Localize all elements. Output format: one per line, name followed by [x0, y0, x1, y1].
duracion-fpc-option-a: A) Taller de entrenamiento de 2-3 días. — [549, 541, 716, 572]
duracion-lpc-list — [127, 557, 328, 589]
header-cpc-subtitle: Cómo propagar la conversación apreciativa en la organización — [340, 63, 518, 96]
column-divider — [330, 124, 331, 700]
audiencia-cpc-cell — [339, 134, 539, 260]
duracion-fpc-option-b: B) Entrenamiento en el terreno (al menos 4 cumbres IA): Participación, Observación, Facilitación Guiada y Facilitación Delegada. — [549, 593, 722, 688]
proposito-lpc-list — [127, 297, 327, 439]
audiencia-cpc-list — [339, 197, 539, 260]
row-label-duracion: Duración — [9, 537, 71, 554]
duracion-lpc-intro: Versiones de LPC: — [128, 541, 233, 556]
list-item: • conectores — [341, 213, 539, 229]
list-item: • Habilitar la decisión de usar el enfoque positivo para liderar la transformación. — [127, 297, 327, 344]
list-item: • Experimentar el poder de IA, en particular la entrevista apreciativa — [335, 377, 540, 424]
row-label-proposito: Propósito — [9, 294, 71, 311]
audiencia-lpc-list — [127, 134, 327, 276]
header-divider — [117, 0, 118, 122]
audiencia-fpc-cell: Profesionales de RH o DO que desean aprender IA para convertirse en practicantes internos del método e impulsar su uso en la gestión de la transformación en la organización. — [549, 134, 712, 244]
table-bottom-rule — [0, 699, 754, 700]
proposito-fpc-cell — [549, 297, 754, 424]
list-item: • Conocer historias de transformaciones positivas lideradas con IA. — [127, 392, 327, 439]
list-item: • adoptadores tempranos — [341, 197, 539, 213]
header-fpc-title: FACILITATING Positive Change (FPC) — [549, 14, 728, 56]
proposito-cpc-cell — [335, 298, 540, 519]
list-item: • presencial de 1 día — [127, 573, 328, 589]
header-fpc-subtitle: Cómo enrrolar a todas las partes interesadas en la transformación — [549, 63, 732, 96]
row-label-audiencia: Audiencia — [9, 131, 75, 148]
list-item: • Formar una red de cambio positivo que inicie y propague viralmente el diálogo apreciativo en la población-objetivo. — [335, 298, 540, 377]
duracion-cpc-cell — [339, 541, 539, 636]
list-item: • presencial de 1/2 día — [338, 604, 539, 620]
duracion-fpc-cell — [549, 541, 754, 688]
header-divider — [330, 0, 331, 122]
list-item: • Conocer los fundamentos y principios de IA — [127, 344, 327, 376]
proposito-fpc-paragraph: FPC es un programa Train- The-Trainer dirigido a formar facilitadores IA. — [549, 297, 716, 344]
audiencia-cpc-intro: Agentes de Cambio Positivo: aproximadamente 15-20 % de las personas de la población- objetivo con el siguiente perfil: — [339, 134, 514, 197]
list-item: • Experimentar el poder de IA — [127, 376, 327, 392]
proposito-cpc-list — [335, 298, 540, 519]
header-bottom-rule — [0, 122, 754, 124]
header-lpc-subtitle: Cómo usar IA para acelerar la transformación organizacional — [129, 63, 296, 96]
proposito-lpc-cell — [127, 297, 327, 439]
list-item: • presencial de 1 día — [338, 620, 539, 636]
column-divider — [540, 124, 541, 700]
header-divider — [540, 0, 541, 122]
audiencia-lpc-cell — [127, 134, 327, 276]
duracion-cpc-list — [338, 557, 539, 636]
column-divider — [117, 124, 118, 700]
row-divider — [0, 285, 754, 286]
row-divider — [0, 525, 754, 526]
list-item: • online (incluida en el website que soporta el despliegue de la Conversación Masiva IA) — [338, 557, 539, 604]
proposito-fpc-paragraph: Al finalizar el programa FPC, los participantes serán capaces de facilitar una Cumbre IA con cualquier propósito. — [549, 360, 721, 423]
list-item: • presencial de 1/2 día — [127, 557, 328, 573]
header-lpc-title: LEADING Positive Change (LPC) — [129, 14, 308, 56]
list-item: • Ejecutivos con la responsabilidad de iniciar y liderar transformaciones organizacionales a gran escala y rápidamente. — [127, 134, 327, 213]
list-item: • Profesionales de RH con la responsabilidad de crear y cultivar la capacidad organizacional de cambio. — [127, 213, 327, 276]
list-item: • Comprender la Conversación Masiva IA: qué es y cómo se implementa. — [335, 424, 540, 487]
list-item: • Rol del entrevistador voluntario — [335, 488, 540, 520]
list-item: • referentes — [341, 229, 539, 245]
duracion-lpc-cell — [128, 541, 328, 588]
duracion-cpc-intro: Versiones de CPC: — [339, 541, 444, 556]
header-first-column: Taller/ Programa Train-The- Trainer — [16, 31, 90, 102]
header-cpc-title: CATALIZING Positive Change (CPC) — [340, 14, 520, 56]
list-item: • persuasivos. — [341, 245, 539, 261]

Exercise requirements =
Filter the records above for "proposito" and copy every matching line.

Your response =
proposito-lpc-list — [127, 297, 327, 439]
row-label-proposito: Propósito — [9, 294, 71, 311]
proposito-fpc-cell — [549, 297, 754, 424]
proposito-cpc-cell — [335, 298, 540, 519]
proposito-fpc-paragraph: FPC es un programa Train- The-Trainer dirigido a formar facilitadores IA. — [549, 297, 716, 344]
proposito-cpc-list — [335, 298, 540, 519]
proposito-lpc-cell — [127, 297, 327, 439]
proposito-fpc-paragraph: Al finalizar el programa FPC, los participantes serán capaces de facilitar una Cumbre IA con cualquier propósito. — [549, 360, 721, 423]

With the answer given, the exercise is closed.